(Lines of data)
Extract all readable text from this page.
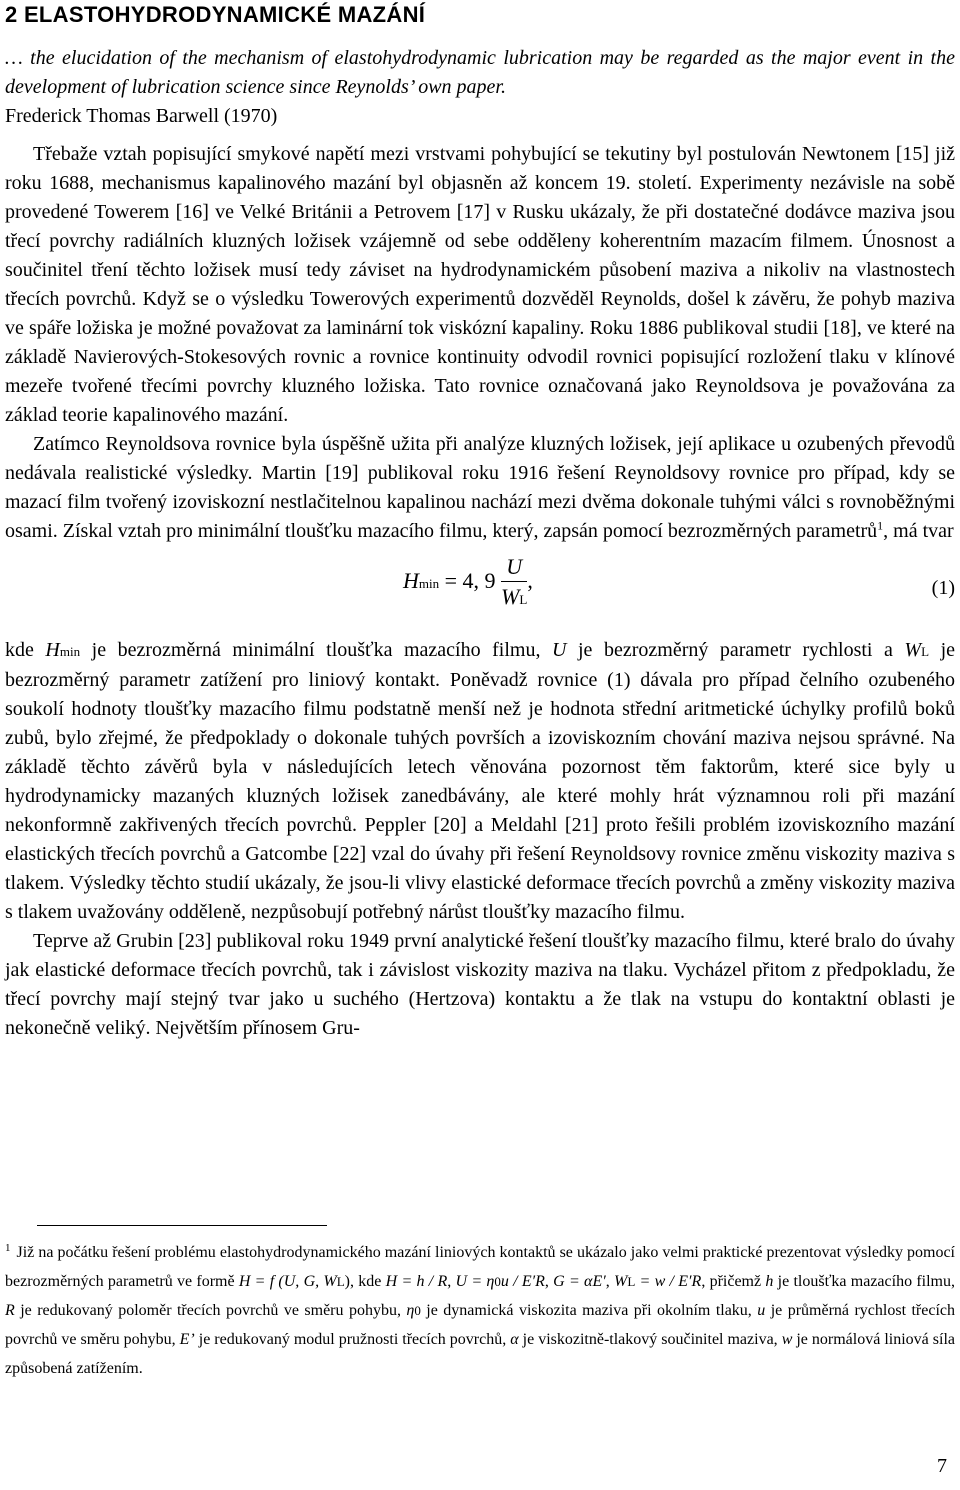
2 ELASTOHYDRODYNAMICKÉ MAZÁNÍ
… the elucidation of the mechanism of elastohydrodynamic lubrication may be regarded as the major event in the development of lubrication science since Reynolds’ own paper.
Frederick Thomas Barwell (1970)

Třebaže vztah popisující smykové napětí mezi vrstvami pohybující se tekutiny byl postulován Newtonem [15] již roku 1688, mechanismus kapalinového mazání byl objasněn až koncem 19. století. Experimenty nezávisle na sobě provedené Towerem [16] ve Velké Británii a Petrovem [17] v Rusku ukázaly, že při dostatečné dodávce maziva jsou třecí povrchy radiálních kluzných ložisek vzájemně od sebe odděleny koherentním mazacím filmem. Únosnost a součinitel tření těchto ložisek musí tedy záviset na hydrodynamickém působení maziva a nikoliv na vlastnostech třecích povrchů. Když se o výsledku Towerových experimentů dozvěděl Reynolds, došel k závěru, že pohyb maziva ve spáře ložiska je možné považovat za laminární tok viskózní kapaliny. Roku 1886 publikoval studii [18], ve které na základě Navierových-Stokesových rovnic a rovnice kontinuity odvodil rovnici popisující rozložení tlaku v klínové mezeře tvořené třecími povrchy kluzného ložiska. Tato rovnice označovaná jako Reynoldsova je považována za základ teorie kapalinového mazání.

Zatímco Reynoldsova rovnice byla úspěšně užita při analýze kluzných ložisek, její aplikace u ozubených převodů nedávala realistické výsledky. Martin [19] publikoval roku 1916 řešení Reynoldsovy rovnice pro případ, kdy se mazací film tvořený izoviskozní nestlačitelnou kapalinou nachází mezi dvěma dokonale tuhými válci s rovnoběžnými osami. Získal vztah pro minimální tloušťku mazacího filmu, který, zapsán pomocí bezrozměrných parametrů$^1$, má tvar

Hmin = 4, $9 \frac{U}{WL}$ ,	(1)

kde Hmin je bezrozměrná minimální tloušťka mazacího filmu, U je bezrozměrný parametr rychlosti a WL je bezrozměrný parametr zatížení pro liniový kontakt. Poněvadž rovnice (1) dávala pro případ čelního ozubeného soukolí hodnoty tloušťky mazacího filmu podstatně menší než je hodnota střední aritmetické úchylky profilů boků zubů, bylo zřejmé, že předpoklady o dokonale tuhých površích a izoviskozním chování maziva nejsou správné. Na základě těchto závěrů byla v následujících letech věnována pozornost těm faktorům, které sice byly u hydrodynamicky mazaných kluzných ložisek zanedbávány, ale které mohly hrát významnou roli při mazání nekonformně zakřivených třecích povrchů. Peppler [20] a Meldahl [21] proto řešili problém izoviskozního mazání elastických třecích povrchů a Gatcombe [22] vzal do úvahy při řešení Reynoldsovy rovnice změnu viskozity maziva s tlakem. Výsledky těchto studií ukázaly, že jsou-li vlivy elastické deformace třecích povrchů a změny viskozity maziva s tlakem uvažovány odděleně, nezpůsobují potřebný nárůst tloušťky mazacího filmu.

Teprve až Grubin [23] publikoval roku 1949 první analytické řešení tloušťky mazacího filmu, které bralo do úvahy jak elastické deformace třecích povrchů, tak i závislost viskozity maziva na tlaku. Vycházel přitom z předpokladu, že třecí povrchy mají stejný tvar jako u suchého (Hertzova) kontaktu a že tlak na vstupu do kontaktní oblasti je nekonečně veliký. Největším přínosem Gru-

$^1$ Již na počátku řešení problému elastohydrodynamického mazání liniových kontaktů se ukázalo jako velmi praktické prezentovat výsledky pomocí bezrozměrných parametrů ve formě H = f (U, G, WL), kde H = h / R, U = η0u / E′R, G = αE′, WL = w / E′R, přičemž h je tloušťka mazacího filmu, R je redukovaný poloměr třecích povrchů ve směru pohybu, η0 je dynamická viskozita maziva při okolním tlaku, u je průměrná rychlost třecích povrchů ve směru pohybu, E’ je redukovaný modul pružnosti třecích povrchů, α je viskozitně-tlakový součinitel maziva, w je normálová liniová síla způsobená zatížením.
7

▶ _The exercise_:
Omit the pictures, then output the rest of the listing exactly.

▶ _Result below_:
Extract all readable text from this page.
2 ELASTOHYDRODYNAMICKÉ MAZÁNÍ
… the elucidation of the mechanism of elastohydrodynamic lubrication may be regarded as the major event in the development of lubrication science since Reynolds’ own paper.
Frederick Thomas Barwell (1970)

Třebaže vztah popisující smykové napětí mezi vrstvami pohybující se tekutiny byl postulován Newtonem [15] již roku 1688, mechanismus kapalinového mazání byl objasněn až koncem 19. století. Experimenty nezávisle na sobě provedené Towerem [16] ve Velké Británii a Petrovem [17] v Rusku ukázaly, že při dostatečné dodávce maziva jsou třecí povrchy radiálních kluzných ložisek vzájemně od sebe odděleny koherentním mazacím filmem. Únosnost a součinitel tření těchto ložisek musí tedy záviset na hydrodynamickém působení maziva a nikoliv na vlastnostech třecích povrchů. Když se o výsledku Towerových experimentů dozvěděl Reynolds, došel k závěru, že pohyb maziva ve spáře ložiska je možné považovat za laminární tok viskózní kapaliny. Roku 1886 publikoval studii [18], ve které na základě Navierových-Stokesových rovnic a rovnice kontinuity odvodil rovnici popisující rozložení tlaku v klínové mezeře tvořené třecími povrchy kluzného ložiska. Tato rovnice označovaná jako Reynoldsova je považována za základ teorie kapalinového mazání.

Zatímco Reynoldsova rovnice byla úspěšně užita při analýze kluzných ložisek, její aplikace u ozubených převodů nedávala realistické výsledky. Martin [19] publikoval roku 1916 řešení Reynoldsovy rovnice pro případ, kdy se mazací film tvořený izoviskozní nestlačitelnou kapalinou nachází mezi dvěma dokonale tuhými válci s rovnoběžnými osami. Získal vztah pro minimální tloušťku mazacího filmu, který, zapsán pomocí bezrozměrných parametrů$^1$, má tvar

Hmin = 4, $9 \frac{U}{WL}$ ,	(1)

kde Hmin je bezrozměrná minimální tloušťka mazacího filmu, U je bezrozměrný parametr rychlosti a WL je bezrozměrný parametr zatížení pro liniový kontakt. Poněvadž rovnice (1) dávala pro případ čelního ozubeného soukolí hodnoty tloušťky mazacího filmu podstatně menší než je hodnota střední aritmetické úchylky profilů boků zubů, bylo zřejmé, že předpoklady o dokonale tuhých površích a izoviskozním chování maziva nejsou správné. Na základě těchto závěrů byla v následujících letech věnována pozornost těm faktorům, které sice byly u hydrodynamicky mazaných kluzných ložisek zanedbávány, ale které mohly hrát významnou roli při mazání nekonformně zakřivených třecích povrchů. Peppler [20] a Meldahl [21] proto řešili problém izoviskozního mazání elastických třecích povrchů a Gatcombe [22] vzal do úvahy při řešení Reynoldsovy rovnice změnu viskozity maziva s tlakem. Výsledky těchto studií ukázaly, že jsou-li vlivy elastické deformace třecích povrchů a změny viskozity maziva s tlakem uvažovány odděleně, nezpůsobují potřebný nárůst tloušťky mazacího filmu.

Teprve až Grubin [23] publikoval roku 1949 první analytické řešení tloušťky mazacího filmu, které bralo do úvahy jak elastické deformace třecích povrchů, tak i závislost viskozity maziva na tlaku. Vycházel přitom z předpokladu, že třecí povrchy mají stejný tvar jako u suchého (Hertzova) kontaktu a že tlak na vstupu do kontaktní oblasti je nekonečně veliký. Největším přínosem Gru-

$^1$ Již na počátku řešení problému elastohydrodynamického mazání liniových kontaktů se ukázalo jako velmi praktické prezentovat výsledky pomocí bezrozměrných parametrů ve formě H = f (U, G, WL), kde H = h / R, U = η0u / E′R, G = αE′, WL = w / E′R, přičemž h je tloušťka mazacího filmu, R je redukovaný poloměr třecích povrchů ve směru pohybu, η0 je dynamická viskozita maziva při okolním tlaku, u je průměrná rychlost třecích povrchů ve směru pohybu, E’ je redukovaný modul pružnosti třecích povrchů, α je viskozitně-tlakový součinitel maziva, w je normálová liniová síla způsobená zatížením.
7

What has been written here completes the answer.